__MATERIAL SHOWN__.
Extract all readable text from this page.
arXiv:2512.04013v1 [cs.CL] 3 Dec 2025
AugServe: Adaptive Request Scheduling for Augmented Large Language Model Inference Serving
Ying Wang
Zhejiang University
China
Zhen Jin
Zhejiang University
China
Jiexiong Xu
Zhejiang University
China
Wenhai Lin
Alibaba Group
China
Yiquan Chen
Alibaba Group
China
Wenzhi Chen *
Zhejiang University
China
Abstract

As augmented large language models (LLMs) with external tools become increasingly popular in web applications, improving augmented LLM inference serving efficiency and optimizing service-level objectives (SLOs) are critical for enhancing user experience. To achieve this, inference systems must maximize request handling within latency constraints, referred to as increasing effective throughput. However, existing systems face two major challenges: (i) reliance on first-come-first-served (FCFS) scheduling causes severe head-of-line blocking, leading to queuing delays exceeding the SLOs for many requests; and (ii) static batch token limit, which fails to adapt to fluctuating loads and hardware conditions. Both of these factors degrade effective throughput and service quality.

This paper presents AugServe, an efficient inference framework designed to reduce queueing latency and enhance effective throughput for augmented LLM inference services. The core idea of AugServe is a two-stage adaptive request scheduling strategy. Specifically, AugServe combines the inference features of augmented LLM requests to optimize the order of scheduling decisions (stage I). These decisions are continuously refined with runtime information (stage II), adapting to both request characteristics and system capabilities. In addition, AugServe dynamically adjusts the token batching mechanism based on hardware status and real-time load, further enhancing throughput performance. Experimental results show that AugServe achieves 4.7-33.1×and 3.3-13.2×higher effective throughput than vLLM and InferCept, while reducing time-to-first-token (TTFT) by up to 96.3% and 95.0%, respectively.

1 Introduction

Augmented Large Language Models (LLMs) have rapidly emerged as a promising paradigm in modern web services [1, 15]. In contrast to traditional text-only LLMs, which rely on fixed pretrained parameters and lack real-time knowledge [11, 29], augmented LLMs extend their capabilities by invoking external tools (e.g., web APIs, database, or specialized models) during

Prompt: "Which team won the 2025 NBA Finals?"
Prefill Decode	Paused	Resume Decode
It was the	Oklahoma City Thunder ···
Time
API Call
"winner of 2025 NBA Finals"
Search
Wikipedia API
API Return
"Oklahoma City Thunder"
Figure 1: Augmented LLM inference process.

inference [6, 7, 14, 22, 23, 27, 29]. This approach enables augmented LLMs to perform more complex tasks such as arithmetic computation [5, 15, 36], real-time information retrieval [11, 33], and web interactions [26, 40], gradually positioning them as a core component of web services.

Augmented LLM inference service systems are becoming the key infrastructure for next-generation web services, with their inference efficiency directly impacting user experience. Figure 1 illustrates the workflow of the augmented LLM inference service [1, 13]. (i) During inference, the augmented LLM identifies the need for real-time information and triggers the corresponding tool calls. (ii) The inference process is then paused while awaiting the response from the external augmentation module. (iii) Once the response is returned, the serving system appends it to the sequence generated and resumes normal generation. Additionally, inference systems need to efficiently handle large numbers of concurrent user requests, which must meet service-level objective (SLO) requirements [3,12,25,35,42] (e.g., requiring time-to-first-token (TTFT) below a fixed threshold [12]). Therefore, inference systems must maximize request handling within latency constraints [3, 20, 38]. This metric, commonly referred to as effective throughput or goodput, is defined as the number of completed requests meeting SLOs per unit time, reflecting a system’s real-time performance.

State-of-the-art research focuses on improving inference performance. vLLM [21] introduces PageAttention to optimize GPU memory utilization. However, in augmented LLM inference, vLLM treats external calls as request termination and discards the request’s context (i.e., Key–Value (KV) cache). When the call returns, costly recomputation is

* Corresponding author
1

__YOUR TASK__. Report every line containing the word "Finals" from the listing above.

__SOLUTION BELOW__.
Prompt: "Which team won the 2025 NBA Finals?"
"winner of 2025 NBA Finals"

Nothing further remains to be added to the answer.